Problem requirements:
Every line containing the word "글로벌정보통신" needs to be found and copied.

Data lines:
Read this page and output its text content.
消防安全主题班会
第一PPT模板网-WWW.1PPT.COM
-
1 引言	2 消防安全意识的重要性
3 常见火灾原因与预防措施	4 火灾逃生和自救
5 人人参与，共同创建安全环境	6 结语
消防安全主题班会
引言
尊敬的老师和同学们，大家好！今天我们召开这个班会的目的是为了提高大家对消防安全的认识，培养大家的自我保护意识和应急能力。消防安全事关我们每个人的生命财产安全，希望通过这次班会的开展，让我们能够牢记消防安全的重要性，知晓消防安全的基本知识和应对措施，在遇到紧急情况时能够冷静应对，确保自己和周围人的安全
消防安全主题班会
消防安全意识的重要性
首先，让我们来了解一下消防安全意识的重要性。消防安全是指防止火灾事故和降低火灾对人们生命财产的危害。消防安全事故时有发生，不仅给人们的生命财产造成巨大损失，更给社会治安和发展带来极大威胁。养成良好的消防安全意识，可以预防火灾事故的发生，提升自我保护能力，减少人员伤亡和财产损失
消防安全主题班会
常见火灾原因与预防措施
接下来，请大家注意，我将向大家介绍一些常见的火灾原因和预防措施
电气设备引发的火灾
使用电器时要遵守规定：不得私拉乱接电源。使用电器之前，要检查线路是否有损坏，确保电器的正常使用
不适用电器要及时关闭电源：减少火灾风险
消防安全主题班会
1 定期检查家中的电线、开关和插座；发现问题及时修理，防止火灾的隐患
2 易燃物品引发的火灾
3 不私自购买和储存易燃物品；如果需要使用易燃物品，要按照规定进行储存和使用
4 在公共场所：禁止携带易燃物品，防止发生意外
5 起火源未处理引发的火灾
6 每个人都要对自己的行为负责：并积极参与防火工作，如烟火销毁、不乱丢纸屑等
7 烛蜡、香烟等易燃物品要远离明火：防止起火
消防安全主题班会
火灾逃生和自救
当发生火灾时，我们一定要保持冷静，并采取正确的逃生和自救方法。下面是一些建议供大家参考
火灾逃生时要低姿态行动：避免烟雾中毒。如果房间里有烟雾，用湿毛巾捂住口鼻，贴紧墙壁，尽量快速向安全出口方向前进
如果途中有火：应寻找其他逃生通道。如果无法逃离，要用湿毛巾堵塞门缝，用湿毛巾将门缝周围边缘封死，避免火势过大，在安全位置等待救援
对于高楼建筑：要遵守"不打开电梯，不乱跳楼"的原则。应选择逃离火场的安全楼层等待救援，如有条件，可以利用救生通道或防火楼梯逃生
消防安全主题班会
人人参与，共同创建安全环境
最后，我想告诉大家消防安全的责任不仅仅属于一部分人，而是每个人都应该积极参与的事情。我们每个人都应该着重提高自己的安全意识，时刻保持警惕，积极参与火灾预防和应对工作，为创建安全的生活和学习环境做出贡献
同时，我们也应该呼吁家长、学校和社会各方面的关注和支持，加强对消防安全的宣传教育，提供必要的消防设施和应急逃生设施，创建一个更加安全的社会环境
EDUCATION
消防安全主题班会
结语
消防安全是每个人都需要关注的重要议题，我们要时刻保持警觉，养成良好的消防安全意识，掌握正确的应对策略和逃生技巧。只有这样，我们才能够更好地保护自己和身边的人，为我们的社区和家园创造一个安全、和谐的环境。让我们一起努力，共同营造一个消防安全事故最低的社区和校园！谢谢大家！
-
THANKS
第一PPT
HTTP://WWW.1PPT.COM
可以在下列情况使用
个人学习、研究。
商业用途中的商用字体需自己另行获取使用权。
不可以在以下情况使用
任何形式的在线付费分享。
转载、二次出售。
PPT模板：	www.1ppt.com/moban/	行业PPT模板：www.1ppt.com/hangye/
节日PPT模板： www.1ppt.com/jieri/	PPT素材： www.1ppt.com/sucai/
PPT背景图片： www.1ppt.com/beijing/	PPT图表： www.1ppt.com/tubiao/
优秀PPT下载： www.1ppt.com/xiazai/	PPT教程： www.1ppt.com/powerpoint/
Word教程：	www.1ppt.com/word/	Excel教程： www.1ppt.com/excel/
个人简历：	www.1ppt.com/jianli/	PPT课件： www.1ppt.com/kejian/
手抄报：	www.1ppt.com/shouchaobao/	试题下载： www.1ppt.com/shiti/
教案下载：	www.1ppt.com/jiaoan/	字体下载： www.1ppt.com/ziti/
==
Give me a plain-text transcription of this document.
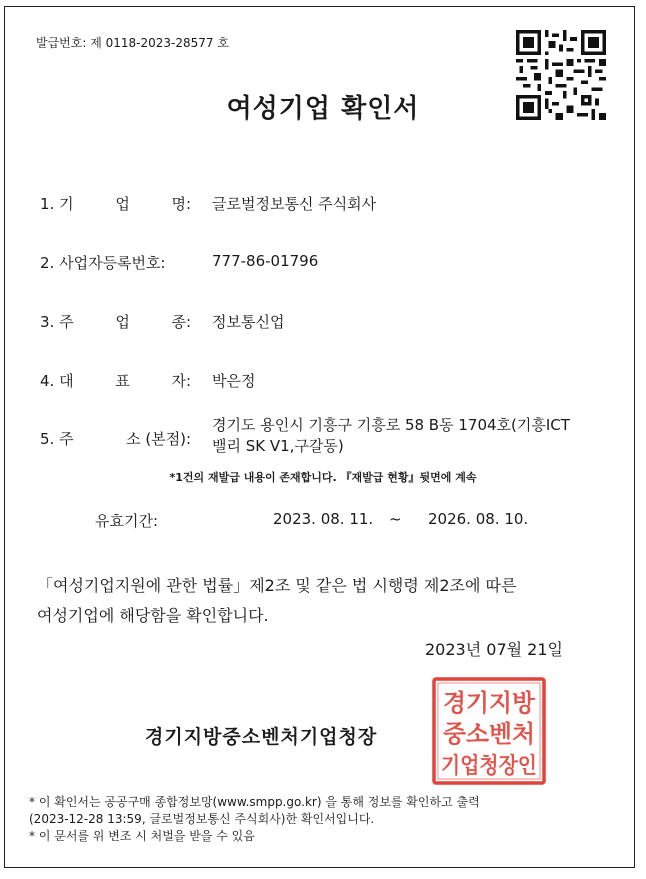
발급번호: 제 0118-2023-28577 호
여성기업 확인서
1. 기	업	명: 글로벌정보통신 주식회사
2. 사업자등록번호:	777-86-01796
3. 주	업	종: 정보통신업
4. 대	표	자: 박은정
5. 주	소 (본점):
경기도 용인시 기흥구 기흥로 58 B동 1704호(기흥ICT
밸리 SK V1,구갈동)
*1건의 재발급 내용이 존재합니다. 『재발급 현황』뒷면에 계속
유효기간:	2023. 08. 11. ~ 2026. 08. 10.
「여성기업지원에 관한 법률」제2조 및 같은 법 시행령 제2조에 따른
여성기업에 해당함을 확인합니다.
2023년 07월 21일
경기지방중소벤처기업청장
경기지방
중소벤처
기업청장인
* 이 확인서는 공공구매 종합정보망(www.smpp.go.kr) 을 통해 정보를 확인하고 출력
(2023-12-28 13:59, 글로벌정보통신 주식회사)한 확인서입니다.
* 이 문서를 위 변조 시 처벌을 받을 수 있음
* * *
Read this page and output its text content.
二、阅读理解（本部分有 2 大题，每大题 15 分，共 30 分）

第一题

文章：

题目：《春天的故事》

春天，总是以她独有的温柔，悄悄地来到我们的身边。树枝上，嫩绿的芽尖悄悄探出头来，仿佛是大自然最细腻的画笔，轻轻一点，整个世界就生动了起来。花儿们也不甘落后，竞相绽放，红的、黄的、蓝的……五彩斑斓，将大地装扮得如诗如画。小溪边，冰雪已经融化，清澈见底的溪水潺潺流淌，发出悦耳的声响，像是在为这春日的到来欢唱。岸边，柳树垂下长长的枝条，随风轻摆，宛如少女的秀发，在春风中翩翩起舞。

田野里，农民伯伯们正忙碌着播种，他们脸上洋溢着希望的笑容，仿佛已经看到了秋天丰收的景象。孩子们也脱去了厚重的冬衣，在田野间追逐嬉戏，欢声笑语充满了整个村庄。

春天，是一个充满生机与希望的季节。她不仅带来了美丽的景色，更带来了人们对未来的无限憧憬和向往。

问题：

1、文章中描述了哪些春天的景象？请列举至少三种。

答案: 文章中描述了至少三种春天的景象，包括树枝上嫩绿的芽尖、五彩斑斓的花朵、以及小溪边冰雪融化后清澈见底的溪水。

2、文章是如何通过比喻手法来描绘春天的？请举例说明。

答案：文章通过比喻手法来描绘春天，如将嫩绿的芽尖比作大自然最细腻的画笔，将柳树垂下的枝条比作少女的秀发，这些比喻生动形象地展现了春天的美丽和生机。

Result of this task:
1. 기	업	명: 글로벌정보통신 주식회사
(2023-12-28 13:59, 글로벌정보통신 주식회사)한 확인서입니다.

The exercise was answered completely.